● Raw records:
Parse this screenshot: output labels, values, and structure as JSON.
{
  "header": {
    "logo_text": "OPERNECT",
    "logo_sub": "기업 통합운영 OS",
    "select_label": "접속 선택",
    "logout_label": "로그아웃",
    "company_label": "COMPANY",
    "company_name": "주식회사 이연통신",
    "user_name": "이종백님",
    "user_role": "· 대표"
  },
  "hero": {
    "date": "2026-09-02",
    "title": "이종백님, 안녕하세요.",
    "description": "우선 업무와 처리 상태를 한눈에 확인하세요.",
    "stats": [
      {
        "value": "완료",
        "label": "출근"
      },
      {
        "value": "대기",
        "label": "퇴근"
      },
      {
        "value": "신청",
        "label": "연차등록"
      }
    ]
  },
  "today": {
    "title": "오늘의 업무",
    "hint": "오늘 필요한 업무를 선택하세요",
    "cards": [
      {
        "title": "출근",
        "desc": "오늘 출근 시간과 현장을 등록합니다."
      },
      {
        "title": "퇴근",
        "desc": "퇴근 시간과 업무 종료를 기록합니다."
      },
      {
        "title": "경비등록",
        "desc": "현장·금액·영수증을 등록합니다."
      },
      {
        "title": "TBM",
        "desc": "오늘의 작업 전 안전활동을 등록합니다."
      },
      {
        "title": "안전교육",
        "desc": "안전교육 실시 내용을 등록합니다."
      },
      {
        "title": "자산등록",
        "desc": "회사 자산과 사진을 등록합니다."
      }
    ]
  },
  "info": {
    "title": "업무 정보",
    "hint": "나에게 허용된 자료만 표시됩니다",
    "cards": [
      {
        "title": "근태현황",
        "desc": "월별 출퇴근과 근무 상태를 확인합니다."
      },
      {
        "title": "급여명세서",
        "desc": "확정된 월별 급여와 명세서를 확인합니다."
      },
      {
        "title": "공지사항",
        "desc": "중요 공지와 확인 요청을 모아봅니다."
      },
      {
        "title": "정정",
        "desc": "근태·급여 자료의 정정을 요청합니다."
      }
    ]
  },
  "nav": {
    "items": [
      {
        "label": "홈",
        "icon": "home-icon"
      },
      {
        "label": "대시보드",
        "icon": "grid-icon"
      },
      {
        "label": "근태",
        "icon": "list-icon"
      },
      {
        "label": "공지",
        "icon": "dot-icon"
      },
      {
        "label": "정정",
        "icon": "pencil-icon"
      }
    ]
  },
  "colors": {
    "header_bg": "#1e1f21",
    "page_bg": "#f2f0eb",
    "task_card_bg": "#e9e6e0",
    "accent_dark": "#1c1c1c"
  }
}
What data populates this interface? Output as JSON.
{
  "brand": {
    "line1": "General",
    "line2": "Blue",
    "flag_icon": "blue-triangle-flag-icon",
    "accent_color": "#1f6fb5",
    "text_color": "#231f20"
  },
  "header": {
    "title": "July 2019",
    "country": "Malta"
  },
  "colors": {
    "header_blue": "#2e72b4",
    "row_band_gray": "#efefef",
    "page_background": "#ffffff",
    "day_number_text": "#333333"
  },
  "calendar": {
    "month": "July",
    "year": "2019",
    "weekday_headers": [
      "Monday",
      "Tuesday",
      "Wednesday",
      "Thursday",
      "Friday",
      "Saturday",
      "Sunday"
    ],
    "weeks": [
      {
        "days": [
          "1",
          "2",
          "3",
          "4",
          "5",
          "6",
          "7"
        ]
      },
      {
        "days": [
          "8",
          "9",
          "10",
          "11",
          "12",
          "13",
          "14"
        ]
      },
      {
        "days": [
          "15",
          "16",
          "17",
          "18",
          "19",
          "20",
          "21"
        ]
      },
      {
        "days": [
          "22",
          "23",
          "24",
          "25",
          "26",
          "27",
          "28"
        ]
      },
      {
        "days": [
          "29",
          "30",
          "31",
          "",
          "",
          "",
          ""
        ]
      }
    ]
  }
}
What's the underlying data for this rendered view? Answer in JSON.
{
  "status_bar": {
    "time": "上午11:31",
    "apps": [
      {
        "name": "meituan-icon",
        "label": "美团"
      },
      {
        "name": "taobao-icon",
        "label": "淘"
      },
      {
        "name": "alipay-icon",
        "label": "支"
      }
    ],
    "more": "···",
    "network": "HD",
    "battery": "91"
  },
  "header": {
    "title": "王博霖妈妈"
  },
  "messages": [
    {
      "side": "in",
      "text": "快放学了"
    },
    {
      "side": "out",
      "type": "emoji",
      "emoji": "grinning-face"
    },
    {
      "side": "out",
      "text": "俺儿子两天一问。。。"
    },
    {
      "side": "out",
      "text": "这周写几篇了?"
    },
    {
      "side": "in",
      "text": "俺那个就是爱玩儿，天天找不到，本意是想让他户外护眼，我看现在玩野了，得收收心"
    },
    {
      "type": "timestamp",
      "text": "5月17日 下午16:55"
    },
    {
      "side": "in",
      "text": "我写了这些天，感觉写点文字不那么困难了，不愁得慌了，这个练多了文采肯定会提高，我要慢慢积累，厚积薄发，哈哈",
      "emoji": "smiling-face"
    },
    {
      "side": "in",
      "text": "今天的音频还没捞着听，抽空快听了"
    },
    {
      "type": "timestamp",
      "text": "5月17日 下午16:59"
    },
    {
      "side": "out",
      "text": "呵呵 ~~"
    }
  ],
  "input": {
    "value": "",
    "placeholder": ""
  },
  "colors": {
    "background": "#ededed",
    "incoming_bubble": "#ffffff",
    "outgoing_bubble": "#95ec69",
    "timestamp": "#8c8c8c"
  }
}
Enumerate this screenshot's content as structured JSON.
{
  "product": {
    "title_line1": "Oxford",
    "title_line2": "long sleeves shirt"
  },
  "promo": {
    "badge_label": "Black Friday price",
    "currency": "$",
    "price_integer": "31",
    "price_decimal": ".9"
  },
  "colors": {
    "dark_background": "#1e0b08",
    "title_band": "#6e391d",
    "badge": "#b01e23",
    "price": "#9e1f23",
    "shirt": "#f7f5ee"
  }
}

● Your instructions: Look through the entries above; copy each line where the string "ffffff" appears.

● The solution:
    "page_background": "#ffffff",
    "incoming_bubble": "#ffffff",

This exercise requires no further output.